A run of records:
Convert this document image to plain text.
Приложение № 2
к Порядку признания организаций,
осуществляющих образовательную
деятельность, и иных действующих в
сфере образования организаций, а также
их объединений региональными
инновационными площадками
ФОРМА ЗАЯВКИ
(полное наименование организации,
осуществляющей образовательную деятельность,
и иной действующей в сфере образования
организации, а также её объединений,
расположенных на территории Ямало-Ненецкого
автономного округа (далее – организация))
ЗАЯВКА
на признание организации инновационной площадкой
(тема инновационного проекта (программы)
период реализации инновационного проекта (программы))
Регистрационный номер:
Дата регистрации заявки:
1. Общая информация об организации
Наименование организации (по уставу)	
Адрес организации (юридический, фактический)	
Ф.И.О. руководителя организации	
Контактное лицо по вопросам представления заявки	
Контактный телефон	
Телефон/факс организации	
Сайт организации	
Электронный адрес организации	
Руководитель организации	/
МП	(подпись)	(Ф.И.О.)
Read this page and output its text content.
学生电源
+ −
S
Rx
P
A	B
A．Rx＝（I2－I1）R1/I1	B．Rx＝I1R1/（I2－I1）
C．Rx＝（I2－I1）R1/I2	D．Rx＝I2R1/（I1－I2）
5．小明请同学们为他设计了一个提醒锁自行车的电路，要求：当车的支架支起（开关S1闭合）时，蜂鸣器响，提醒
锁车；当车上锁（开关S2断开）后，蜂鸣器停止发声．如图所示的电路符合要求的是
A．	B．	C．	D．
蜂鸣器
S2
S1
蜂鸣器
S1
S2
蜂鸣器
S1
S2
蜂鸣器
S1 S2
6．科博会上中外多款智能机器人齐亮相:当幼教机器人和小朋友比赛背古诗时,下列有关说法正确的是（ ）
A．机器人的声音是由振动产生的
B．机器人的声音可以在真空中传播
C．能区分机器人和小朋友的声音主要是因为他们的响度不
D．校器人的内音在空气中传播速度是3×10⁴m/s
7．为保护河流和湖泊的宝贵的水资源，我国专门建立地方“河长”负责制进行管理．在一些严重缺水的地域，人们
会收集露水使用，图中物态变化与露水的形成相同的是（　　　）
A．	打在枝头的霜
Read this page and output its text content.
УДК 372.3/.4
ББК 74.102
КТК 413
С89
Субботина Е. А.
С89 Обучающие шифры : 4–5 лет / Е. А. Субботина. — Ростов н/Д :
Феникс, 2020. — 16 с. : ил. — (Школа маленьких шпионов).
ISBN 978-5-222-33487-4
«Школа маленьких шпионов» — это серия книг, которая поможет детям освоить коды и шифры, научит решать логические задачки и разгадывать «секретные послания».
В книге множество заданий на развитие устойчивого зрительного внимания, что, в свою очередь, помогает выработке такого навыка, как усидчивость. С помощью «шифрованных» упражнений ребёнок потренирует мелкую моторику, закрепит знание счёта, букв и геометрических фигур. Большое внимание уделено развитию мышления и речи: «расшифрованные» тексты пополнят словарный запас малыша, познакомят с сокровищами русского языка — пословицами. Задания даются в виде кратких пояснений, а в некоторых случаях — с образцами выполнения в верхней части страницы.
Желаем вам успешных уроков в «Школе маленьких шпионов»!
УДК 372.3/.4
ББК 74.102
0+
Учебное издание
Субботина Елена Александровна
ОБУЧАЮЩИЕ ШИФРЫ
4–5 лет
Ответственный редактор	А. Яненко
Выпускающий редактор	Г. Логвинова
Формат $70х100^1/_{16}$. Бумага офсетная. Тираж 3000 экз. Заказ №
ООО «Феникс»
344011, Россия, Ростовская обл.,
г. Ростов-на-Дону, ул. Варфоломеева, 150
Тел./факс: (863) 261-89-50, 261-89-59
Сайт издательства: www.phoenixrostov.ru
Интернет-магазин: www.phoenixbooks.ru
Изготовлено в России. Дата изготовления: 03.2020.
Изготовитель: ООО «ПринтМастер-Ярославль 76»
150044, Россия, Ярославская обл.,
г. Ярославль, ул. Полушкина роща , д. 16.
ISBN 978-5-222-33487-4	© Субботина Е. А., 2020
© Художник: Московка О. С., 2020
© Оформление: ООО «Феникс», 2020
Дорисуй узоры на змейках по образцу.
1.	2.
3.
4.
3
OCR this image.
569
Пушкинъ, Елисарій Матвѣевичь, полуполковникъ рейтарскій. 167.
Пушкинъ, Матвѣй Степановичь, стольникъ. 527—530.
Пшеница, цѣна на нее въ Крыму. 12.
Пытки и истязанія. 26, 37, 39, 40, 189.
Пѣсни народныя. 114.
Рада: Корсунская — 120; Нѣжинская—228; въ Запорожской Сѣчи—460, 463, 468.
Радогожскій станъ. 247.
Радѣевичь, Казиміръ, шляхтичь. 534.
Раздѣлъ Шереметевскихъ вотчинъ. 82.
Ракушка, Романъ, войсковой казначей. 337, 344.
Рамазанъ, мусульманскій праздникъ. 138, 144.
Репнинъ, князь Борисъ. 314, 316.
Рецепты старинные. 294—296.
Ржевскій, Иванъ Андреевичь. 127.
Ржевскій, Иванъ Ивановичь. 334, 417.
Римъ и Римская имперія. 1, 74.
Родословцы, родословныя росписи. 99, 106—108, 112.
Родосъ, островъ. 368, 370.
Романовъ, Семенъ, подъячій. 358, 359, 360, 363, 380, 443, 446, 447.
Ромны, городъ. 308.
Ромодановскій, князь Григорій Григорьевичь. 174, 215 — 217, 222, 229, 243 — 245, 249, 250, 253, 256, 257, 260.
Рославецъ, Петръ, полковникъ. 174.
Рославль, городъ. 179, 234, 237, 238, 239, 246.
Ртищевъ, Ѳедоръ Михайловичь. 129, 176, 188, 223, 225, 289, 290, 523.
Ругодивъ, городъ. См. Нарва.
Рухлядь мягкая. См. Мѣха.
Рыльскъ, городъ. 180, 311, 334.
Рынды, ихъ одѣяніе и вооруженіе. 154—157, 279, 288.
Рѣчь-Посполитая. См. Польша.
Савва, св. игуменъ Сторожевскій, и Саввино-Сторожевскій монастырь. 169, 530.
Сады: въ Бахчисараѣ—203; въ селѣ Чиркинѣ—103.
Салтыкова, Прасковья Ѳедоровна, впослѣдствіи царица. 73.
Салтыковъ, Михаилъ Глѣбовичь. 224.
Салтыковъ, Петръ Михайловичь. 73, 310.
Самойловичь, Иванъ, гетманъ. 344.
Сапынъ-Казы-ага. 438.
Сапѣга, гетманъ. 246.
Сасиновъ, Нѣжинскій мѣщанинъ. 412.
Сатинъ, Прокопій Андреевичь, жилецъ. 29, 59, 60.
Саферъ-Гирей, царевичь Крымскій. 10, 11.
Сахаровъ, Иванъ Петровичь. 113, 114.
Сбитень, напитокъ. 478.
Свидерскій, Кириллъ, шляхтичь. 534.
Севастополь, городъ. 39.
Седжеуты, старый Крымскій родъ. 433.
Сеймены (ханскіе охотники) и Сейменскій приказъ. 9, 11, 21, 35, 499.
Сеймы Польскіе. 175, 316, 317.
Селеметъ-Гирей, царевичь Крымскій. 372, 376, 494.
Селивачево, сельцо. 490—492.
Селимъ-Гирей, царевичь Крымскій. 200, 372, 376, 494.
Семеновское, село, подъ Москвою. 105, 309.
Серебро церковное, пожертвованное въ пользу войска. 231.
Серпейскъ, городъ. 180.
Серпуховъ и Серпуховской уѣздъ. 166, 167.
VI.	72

WHAT THIS TASK INVOLVES
Take the data above and return it exactly.

COMPLETED EXERCISE
Convert this document image to plain text.
Приложение № 2
к Порядку признания организаций,
осуществляющих образовательную
деятельность, и иных действующих в
сфере образования организаций, а также
их объединений региональными
инновационными площадками
ФОРМА ЗАЯВКИ
(полное наименование организации,
осуществляющей образовательную деятельность,
и иной действующей в сфере образования
организации, а также её объединений,
расположенных на территории Ямало-Ненецкого
автономного округа (далее – организация))
ЗАЯВКА
на признание организации инновационной площадкой
(тема инновационного проекта (программы)
период реализации инновационного проекта (программы))
Регистрационный номер:
Дата регистрации заявки:
1. Общая информация об организации
Наименование организации (по уставу)	
Адрес организации (юридический, фактический)	
Ф.И.О. руководителя организации	
Контактное лицо по вопросам представления заявки	
Контактный телефон	
Телефон/факс организации	
Сайт организации	
Электронный адрес организации	
Руководитель организации	/
МП	(подпись)	(Ф.И.О.)
Read this page and output its text content.
学生电源
+ −
S
Rx
P
A	B
A．Rx＝（I2－I1）R1/I1	B．Rx＝I1R1/（I2－I1）
C．Rx＝（I2－I1）R1/I2	D．Rx＝I2R1/（I1－I2）
5．小明请同学们为他设计了一个提醒锁自行车的电路，要求：当车的支架支起（开关S1闭合）时，蜂鸣器响，提醒
锁车；当车上锁（开关S2断开）后，蜂鸣器停止发声．如图所示的电路符合要求的是
A．	B．	C．	D．
蜂鸣器
S2
S1
蜂鸣器
S1
S2
蜂鸣器
S1
S2
蜂鸣器
S1 S2
6．科博会上中外多款智能机器人齐亮相:当幼教机器人和小朋友比赛背古诗时,下列有关说法正确的是（ ）
A．机器人的声音是由振动产生的
B．机器人的声音可以在真空中传播
C．能区分机器人和小朋友的声音主要是因为他们的响度不
D．校器人的内音在空气中传播速度是3×10⁴m/s
7．为保护河流和湖泊的宝贵的水资源，我国专门建立地方“河长”负责制进行管理．在一些严重缺水的地域，人们
会收集露水使用，图中物态变化与露水的形成相同的是（　　　）
A．	打在枝头的霜
Read this page and output its text content.
УДК 372.3/.4
ББК 74.102
КТК 413
С89
Субботина Е. А.
С89 Обучающие шифры : 4–5 лет / Е. А. Субботина. — Ростов н/Д :
Феникс, 2020. — 16 с. : ил. — (Школа маленьких шпионов).
ISBN 978-5-222-33487-4
«Школа маленьких шпионов» — это серия книг, которая поможет детям освоить коды и шифры, научит решать логические задачки и разгадывать «секретные послания».
В книге множество заданий на развитие устойчивого зрительного внимания, что, в свою очередь, помогает выработке такого навыка, как усидчивость. С помощью «шифрованных» упражнений ребёнок потренирует мелкую моторику, закрепит знание счёта, букв и геометрических фигур. Большое внимание уделено развитию мышления и речи: «расшифрованные» тексты пополнят словарный запас малыша, познакомят с сокровищами русского языка — пословицами. Задания даются в виде кратких пояснений, а в некоторых случаях — с образцами выполнения в верхней части страницы.
Желаем вам успешных уроков в «Школе маленьких шпионов»!
УДК 372.3/.4
ББК 74.102
0+
Учебное издание
Субботина Елена Александровна
ОБУЧАЮЩИЕ ШИФРЫ
4–5 лет
Ответственный редактор	А. Яненко
Выпускающий редактор	Г. Логвинова
Формат $70х100^1/_{16}$. Бумага офсетная. Тираж 3000 экз. Заказ №
ООО «Феникс»
344011, Россия, Ростовская обл.,
г. Ростов-на-Дону, ул. Варфоломеева, 150
Тел./факс: (863) 261-89-50, 261-89-59
Сайт издательства: www.phoenixrostov.ru
Интернет-магазин: www.phoenixbooks.ru
Изготовлено в России. Дата изготовления: 03.2020.
Изготовитель: ООО «ПринтМастер-Ярославль 76»
150044, Россия, Ярославская обл.,
г. Ярославль, ул. Полушкина роща , д. 16.
ISBN 978-5-222-33487-4	© Субботина Е. А., 2020
© Художник: Московка О. С., 2020
© Оформление: ООО «Феникс», 2020
Дорисуй узоры на змейках по образцу.
1.	2.
3.
4.
3
OCR this image.
569
Пушкинъ, Елисарій Матвѣевичь, полуполковникъ рейтарскій. 167.
Пушкинъ, Матвѣй Степановичь, стольникъ. 527—530.
Пшеница, цѣна на нее въ Крыму. 12.
Пытки и истязанія. 26, 37, 39, 40, 189.
Пѣсни народныя. 114.
Рада: Корсунская — 120; Нѣжинская—228; въ Запорожской Сѣчи—460, 463, 468.
Радогожскій станъ. 247.
Радѣевичь, Казиміръ, шляхтичь. 534.
Раздѣлъ Шереметевскихъ вотчинъ. 82.
Ракушка, Романъ, войсковой казначей. 337, 344.
Рамазанъ, мусульманскій праздникъ. 138, 144.
Репнинъ, князь Борисъ. 314, 316.
Рецепты старинные. 294—296.
Ржевскій, Иванъ Андреевичь. 127.
Ржевскій, Иванъ Ивановичь. 334, 417.
Римъ и Римская имперія. 1, 74.
Родословцы, родословныя росписи. 99, 106—108, 112.
Родосъ, островъ. 368, 370.
Романовъ, Семенъ, подъячій. 358, 359, 360, 363, 380, 443, 446, 447.
Ромны, городъ. 308.
Ромодановскій, князь Григорій Григорьевичь. 174, 215 — 217, 222, 229, 243 — 245, 249, 250, 253, 256, 257, 260.
Рославецъ, Петръ, полковникъ. 174.
Рославль, городъ. 179, 234, 237, 238, 239, 246.
Ртищевъ, Ѳедоръ Михайловичь. 129, 176, 188, 223, 225, 289, 290, 523.
Ругодивъ, городъ. См. Нарва.
Рухлядь мягкая. См. Мѣха.
Рыльскъ, городъ. 180, 311, 334.
Рынды, ихъ одѣяніе и вооруженіе. 154—157, 279, 288.
Рѣчь-Посполитая. См. Польша.
Савва, св. игуменъ Сторожевскій, и Саввино-Сторожевскій монастырь. 169, 530.
Сады: въ Бахчисараѣ—203; въ селѣ Чиркинѣ—103.
Салтыкова, Прасковья Ѳедоровна, впослѣдствіи царица. 73.
Салтыковъ, Михаилъ Глѣбовичь. 224.
Салтыковъ, Петръ Михайловичь. 73, 310.
Самойловичь, Иванъ, гетманъ. 344.
Сапынъ-Казы-ага. 438.
Сапѣга, гетманъ. 246.
Сасиновъ, Нѣжинскій мѣщанинъ. 412.
Сатинъ, Прокопій Андреевичь, жилецъ. 29, 59, 60.
Саферъ-Гирей, царевичь Крымскій. 10, 11.
Сахаровъ, Иванъ Петровичь. 113, 114.
Сбитень, напитокъ. 478.
Свидерскій, Кириллъ, шляхтичь. 534.
Севастополь, городъ. 39.
Седжеуты, старый Крымскій родъ. 433.
Сеймены (ханскіе охотники) и Сейменскій приказъ. 9, 11, 21, 35, 499.
Сеймы Польскіе. 175, 316, 317.
Селеметъ-Гирей, царевичь Крымскій. 372, 376, 494.
Селивачево, сельцо. 490—492.
Селимъ-Гирей, царевичь Крымскій. 200, 372, 376, 494.
Семеновское, село, подъ Москвою. 105, 309.
Серебро церковное, пожертвованное въ пользу войска. 231.
Серпейскъ, городъ. 180.
Серпуховъ и Серпуховской уѣздъ. 166, 167.
VI.	72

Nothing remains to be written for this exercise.